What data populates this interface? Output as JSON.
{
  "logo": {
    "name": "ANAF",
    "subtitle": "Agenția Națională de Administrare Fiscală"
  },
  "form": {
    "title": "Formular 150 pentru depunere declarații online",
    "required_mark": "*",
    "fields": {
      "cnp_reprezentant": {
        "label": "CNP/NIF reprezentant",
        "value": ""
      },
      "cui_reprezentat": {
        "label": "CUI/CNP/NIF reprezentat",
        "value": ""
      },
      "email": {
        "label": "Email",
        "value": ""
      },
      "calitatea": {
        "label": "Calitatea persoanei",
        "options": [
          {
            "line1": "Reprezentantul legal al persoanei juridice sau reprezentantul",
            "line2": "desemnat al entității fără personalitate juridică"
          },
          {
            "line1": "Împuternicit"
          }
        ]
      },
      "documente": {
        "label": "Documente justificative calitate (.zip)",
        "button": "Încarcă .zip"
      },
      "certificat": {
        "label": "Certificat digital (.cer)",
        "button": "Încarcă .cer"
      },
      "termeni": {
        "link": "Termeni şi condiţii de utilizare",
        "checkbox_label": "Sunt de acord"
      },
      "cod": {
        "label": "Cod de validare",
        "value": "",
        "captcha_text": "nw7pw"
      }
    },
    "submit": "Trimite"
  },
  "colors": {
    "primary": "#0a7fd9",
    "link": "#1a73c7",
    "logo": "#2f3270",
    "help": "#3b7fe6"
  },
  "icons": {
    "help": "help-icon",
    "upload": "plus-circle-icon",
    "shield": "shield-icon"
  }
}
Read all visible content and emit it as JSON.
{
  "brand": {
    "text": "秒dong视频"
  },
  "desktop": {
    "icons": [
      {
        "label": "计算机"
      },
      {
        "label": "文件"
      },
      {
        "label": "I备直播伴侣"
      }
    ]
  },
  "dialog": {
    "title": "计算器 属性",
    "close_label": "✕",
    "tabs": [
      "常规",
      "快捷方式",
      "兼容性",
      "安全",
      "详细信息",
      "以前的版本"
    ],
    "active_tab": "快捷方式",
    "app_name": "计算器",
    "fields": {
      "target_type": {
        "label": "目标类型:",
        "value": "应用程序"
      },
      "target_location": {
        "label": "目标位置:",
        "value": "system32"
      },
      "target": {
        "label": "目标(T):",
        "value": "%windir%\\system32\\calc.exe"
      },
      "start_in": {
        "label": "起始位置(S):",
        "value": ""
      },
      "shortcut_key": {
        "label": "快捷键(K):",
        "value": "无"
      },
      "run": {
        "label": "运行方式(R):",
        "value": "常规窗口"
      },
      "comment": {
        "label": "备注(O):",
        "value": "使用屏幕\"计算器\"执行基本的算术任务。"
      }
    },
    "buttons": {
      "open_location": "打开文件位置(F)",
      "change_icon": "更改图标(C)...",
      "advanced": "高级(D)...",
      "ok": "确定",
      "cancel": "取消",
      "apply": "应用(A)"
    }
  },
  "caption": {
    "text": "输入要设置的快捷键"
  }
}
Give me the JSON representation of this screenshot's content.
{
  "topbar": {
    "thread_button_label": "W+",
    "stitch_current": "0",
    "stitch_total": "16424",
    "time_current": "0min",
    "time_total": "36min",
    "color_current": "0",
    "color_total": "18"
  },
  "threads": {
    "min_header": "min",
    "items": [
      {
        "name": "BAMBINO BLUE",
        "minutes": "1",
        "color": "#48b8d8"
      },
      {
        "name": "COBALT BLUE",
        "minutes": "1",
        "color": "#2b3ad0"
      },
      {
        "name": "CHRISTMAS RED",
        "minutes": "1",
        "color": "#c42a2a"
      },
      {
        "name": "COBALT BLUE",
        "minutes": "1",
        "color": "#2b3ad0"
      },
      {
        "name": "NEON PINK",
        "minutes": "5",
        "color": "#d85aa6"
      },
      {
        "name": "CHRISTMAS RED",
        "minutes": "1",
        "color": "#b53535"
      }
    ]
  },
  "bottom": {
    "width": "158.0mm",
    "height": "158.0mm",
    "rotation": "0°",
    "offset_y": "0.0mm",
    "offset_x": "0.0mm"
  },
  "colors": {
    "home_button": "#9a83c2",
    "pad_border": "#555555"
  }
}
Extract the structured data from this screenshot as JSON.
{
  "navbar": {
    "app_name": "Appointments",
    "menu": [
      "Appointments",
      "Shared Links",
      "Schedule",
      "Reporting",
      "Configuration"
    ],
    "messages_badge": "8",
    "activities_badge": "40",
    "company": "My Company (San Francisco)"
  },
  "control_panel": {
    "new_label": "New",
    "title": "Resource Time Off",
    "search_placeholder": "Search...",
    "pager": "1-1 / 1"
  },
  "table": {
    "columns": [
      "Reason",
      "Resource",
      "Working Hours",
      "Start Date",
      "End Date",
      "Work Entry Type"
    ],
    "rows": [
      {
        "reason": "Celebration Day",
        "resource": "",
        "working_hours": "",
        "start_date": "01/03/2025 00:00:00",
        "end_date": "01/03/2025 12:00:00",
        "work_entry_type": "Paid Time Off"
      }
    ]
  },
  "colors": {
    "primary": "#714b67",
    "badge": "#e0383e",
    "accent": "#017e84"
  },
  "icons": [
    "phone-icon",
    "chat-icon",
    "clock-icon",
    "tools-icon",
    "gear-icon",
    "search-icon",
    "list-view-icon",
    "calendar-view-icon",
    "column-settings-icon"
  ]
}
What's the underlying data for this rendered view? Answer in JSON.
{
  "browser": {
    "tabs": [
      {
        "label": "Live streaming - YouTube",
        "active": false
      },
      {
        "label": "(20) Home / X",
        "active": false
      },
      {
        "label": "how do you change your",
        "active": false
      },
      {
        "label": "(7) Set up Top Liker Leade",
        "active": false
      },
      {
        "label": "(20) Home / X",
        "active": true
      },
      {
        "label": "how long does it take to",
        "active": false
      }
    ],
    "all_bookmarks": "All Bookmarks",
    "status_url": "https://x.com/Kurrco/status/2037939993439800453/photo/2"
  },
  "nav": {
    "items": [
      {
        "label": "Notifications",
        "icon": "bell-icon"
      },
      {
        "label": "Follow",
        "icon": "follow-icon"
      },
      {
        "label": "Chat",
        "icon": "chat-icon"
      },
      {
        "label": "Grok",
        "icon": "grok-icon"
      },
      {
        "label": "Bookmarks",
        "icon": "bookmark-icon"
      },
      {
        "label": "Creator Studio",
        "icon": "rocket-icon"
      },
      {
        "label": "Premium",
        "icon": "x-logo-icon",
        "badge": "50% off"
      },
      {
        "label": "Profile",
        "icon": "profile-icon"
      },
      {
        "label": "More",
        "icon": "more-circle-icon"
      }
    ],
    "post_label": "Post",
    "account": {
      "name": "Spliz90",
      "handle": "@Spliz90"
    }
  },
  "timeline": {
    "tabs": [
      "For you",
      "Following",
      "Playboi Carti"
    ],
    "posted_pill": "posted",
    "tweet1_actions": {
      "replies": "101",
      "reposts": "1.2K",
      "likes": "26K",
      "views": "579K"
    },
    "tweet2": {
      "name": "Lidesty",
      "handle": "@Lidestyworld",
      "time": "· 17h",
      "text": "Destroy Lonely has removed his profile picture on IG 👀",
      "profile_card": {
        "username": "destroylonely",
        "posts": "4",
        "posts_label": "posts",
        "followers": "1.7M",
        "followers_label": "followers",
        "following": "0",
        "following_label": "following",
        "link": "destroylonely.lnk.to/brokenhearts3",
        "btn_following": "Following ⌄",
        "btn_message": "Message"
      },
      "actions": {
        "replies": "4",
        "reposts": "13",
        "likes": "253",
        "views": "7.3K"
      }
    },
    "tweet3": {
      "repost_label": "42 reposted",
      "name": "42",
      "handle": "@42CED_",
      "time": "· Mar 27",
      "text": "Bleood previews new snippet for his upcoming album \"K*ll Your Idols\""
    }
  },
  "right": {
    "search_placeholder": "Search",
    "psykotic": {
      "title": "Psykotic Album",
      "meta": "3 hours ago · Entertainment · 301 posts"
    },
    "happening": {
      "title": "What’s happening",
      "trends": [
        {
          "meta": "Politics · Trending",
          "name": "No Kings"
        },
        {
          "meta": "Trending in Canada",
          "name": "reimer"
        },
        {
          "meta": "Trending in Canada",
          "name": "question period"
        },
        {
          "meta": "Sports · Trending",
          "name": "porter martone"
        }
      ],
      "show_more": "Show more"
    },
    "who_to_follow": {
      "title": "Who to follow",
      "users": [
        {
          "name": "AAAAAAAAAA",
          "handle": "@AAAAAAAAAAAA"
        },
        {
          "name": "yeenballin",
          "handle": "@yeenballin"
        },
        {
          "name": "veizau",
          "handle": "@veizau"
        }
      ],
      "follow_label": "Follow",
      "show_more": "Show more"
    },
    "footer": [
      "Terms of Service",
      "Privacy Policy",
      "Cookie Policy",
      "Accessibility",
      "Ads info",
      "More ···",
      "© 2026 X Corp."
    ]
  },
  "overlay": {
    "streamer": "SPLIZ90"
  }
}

→ INSTRUCTIONS TO FOLLOW
Find the lines containing "data" and pull them out.

→ TASK RESULT
What data populates this interface? Output as JSON.
Extract the structured data from this screenshot as JSON.
What's the underlying data for this rendered view? Answer in JSON.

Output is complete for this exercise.